Set task –
Exactly the lines from the one containing "Serialize everything readable" through the final line of the listing are to be retyped, and nothing more.

Record excerpts –
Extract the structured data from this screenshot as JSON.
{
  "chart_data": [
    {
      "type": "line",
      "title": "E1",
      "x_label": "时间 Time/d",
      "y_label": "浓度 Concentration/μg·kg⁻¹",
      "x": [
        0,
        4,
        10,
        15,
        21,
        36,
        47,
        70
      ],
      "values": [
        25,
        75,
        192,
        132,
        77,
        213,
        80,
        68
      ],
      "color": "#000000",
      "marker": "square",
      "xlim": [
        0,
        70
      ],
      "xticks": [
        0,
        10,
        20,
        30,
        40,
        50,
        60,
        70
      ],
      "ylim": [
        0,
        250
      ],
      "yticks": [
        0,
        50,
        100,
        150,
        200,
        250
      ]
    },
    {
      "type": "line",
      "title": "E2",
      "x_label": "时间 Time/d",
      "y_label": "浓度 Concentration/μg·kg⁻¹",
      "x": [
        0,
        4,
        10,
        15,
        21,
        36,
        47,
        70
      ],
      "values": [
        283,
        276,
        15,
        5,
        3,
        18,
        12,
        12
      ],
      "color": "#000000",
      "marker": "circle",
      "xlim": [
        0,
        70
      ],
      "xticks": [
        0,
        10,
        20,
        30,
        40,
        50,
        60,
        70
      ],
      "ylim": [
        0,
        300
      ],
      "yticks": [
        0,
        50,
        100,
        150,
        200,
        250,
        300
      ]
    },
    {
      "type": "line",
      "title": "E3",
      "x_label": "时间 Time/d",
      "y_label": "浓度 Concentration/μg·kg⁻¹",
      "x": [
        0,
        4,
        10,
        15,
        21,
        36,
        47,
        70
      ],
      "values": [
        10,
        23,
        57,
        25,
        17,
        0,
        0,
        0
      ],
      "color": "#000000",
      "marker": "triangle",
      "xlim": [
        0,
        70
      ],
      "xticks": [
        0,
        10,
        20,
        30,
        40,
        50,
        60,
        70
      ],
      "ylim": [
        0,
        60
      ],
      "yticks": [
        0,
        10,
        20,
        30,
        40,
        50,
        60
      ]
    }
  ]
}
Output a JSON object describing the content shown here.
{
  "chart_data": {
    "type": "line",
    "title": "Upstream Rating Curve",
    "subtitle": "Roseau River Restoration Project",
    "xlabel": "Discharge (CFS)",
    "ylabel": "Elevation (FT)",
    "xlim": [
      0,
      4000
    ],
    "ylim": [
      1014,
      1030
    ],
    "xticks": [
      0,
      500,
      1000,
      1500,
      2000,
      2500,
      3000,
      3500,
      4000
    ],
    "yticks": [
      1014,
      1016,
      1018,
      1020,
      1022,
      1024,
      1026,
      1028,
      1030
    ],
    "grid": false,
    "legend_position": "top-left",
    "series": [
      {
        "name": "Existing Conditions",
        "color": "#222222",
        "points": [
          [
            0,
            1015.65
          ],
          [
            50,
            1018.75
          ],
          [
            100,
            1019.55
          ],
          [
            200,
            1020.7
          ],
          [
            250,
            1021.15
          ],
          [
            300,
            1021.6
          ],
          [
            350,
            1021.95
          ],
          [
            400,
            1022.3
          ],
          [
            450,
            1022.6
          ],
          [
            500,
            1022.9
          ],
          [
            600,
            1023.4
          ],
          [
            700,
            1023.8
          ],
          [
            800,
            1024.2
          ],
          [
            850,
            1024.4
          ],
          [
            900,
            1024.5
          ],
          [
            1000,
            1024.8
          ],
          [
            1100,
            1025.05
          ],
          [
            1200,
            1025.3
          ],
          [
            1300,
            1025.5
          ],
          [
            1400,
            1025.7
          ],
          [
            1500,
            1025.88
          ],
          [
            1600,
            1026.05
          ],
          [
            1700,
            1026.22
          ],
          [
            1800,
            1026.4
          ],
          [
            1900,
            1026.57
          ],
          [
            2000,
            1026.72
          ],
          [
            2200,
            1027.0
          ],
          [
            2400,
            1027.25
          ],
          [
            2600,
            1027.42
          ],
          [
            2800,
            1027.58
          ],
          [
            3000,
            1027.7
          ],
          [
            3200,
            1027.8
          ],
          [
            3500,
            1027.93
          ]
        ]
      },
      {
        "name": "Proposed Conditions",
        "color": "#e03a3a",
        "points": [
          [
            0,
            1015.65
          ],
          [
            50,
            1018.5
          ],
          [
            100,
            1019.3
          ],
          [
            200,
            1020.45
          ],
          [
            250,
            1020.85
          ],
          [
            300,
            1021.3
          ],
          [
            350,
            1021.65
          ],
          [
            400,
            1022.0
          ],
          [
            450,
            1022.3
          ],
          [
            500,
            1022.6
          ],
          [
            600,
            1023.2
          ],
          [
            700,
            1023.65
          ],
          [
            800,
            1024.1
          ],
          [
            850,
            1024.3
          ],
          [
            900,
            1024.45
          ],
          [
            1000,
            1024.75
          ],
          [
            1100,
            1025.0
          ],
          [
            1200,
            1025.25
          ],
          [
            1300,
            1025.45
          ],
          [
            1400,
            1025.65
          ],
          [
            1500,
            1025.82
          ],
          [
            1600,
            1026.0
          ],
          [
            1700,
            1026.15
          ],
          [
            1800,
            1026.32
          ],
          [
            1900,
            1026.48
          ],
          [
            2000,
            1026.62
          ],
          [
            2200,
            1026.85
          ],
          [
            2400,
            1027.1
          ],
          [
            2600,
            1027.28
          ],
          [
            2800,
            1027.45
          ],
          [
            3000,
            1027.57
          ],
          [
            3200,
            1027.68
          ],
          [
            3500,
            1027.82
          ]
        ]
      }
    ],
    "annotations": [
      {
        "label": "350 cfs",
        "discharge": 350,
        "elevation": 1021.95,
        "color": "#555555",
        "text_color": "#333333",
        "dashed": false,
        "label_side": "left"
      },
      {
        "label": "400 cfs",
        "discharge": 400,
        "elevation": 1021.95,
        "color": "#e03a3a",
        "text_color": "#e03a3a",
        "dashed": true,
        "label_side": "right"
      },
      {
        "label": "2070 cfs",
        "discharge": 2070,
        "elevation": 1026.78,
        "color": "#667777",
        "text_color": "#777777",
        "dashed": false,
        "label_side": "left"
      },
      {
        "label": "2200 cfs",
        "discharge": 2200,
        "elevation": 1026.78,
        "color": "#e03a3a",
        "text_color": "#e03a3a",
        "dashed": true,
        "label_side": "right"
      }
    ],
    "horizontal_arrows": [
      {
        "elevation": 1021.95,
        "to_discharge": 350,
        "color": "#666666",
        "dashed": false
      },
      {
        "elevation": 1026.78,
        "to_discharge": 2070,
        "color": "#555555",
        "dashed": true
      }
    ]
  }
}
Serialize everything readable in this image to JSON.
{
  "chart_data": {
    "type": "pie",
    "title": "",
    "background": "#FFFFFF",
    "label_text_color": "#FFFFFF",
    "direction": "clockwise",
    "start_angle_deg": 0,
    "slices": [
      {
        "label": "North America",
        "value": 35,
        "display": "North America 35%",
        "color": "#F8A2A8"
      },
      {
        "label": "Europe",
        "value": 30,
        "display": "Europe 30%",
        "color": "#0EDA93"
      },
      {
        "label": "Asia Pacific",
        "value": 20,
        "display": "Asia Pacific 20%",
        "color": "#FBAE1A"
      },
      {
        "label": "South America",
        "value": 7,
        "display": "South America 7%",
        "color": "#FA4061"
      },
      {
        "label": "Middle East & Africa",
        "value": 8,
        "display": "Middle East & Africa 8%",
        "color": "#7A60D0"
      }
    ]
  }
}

Response to the exercise –
Serialize everything readable in this image to JSON.
{
  "chart_data": {
    "type": "pie",
    "title": "",
    "background": "#FFFFFF",
    "label_text_color": "#FFFFFF",
    "direction": "clockwise",
    "start_angle_deg": 0,
    "slices": [
      {
        "label": "North America",
        "value": 35,
        "display": "North America 35%",
        "color": "#F8A2A8"
      },
      {
        "label": "Europe",
        "value": 30,
        "display": "Europe 30%",
        "color": "#0EDA93"
      },
      {
        "label": "Asia Pacific",
        "value": 20,
        "display": "Asia Pacific 20%",
        "color": "#FBAE1A"
      },
      {
        "label": "South America",
        "value": 7,
        "display": "South America 7%",
        "color": "#FA4061"
      },
      {
        "label": "Middle East & Africa",
        "value": 8,
        "display": "Middle East & Africa 8%",
        "color": "#7A60D0"
      }
    ]
  }
}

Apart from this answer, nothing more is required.